▸ **Data records**
-.-.-

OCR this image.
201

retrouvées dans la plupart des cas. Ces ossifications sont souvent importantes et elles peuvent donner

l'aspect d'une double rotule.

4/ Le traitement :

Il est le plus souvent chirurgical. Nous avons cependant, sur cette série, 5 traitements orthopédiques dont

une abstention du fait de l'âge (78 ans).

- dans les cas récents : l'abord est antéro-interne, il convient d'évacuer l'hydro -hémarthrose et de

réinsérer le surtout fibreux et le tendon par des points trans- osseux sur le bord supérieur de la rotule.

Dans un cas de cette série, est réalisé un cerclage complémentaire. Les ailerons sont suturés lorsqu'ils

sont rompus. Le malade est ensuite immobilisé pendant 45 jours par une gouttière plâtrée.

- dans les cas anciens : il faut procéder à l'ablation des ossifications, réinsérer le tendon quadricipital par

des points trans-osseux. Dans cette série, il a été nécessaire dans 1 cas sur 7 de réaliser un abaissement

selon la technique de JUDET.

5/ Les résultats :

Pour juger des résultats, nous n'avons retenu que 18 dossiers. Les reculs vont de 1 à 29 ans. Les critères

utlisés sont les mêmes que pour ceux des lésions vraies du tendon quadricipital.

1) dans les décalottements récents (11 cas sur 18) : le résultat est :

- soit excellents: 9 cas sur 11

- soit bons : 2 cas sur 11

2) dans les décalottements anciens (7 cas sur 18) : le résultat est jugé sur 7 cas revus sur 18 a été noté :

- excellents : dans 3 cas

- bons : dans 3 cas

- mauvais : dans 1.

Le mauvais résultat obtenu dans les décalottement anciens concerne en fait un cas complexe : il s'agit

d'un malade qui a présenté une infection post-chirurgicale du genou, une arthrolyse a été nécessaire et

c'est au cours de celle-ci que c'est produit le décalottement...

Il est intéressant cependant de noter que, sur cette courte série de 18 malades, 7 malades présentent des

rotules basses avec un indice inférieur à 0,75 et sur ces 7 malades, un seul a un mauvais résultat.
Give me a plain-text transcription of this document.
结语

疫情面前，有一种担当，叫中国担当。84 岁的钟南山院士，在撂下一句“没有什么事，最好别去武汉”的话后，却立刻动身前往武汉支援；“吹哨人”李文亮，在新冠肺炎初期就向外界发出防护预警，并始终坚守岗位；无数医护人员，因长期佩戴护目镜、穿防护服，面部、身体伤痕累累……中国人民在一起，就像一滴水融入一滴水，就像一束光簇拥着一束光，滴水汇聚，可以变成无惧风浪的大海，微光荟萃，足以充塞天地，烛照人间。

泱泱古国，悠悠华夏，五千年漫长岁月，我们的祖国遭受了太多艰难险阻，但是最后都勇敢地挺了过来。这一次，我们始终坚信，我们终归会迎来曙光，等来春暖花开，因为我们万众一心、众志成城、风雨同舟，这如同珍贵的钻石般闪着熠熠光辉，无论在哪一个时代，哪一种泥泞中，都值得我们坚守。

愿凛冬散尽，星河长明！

-.-.-

▸ **SET PROBLEM**
Reproduce the data shown above exactly.

▸ **ANSWER FOR THE TASK**
OCR this image.
201

retrouvées dans la plupart des cas. Ces ossifications sont souvent importantes et elles peuvent donner

l'aspect d'une double rotule.

4/ Le traitement :

Il est le plus souvent chirurgical. Nous avons cependant, sur cette série, 5 traitements orthopédiques dont

une abstention du fait de l'âge (78 ans).

- dans les cas récents : l'abord est antéro-interne, il convient d'évacuer l'hydro -hémarthrose et de

réinsérer le surtout fibreux et le tendon par des points trans- osseux sur le bord supérieur de la rotule.

Dans un cas de cette série, est réalisé un cerclage complémentaire. Les ailerons sont suturés lorsqu'ils

sont rompus. Le malade est ensuite immobilisé pendant 45 jours par une gouttière plâtrée.

- dans les cas anciens : il faut procéder à l'ablation des ossifications, réinsérer le tendon quadricipital par

des points trans-osseux. Dans cette série, il a été nécessaire dans 1 cas sur 7 de réaliser un abaissement

selon la technique de JUDET.

5/ Les résultats :

Pour juger des résultats, nous n'avons retenu que 18 dossiers. Les reculs vont de 1 à 29 ans. Les critères

utlisés sont les mêmes que pour ceux des lésions vraies du tendon quadricipital.

1) dans les décalottements récents (11 cas sur 18) : le résultat est :

- soit excellents: 9 cas sur 11

- soit bons : 2 cas sur 11

2) dans les décalottements anciens (7 cas sur 18) : le résultat est jugé sur 7 cas revus sur 18 a été noté :

- excellents : dans 3 cas

- bons : dans 3 cas

- mauvais : dans 1.

Le mauvais résultat obtenu dans les décalottement anciens concerne en fait un cas complexe : il s'agit

d'un malade qui a présenté une infection post-chirurgicale du genou, une arthrolyse a été nécessaire et

c'est au cours de celle-ci que c'est produit le décalottement...

Il est intéressant cependant de noter que, sur cette courte série de 18 malades, 7 malades présentent des

rotules basses avec un indice inférieur à 0,75 et sur ces 7 malades, un seul a un mauvais résultat.
Give me a plain-text transcription of this document.
结语

疫情面前，有一种担当，叫中国担当。84 岁的钟南山院士，在撂下一句“没有什么事，最好别去武汉”的话后，却立刻动身前往武汉支援；“吹哨人”李文亮，在新冠肺炎初期就向外界发出防护预警，并始终坚守岗位；无数医护人员，因长期佩戴护目镜、穿防护服，面部、身体伤痕累累……中国人民在一起，就像一滴水融入一滴水，就像一束光簇拥着一束光，滴水汇聚，可以变成无惧风浪的大海，微光荟萃，足以充塞天地，烛照人间。

泱泱古国，悠悠华夏，五千年漫长岁月，我们的祖国遭受了太多艰难险阻，但是最后都勇敢地挺了过来。这一次，我们始终坚信，我们终归会迎来曙光，等来春暖花开，因为我们万众一心、众志成城、风雨同舟，这如同珍贵的钻石般闪着熠熠光辉，无论在哪一个时代，哪一种泥泞中，都值得我们坚守。

愿凛冬散尽，星河长明！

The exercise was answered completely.